DATA RECORDS:
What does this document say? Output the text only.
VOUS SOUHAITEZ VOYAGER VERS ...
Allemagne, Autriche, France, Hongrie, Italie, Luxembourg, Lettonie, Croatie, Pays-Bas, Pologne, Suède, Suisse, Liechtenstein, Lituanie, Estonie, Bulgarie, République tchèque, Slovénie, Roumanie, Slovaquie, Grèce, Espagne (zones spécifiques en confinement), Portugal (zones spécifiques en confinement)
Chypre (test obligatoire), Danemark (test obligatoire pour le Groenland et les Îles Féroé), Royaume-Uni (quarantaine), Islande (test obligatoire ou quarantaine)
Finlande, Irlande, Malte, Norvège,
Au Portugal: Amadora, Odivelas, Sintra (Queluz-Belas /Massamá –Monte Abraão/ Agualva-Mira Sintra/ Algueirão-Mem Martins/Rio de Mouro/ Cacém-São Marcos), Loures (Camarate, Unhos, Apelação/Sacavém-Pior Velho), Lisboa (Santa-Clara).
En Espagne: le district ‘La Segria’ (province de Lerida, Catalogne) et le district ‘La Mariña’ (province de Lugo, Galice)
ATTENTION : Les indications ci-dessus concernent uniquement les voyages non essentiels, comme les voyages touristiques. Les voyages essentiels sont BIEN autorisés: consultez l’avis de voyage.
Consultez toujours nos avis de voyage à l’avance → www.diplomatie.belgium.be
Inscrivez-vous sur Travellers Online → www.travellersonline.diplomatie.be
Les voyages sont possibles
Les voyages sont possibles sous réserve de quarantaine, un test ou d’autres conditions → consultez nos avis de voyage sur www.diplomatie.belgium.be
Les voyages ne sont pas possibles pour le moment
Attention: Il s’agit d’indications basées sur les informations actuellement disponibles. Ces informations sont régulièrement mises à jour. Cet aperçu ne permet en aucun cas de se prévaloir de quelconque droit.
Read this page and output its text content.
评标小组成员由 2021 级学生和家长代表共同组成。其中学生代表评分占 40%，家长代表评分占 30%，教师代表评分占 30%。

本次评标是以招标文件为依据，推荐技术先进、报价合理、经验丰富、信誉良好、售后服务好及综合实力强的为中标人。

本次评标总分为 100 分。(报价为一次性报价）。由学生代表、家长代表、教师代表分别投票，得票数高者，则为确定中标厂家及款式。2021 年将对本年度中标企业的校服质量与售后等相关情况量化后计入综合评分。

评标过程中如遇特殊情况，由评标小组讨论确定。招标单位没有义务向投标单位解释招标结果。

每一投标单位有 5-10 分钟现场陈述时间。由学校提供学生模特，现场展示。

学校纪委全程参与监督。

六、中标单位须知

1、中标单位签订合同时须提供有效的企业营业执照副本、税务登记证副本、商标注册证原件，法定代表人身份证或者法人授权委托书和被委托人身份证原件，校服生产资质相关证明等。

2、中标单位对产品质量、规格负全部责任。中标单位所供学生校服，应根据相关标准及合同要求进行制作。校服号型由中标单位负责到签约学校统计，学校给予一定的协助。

SHORT EXERCISE: From the listing, copy every line where the string "Portugal" appears.

FINAL RESULT:
Allemagne, Autriche, France, Hongrie, Italie, Luxembourg, Lettonie, Croatie, Pays-Bas, Pologne, Suède, Suisse, Liechtenstein, Lituanie, Estonie, Bulgarie, République tchèque, Slovénie, Roumanie, Slovaquie, Grèce, Espagne (zones spécifiques en confinement), Portugal (zones spécifiques en confinement)
Au Portugal: Amadora, Odivelas, Sintra (Queluz-Belas /Massamá –Monte Abraão/ Agualva-Mira Sintra/ Algueirão-Mem Martins/Rio de Mouro/ Cacém-São Marcos), Loures (Camarate, Unhos, Apelação/Sacavém-Pior Velho), Lisboa (Santa-Clara).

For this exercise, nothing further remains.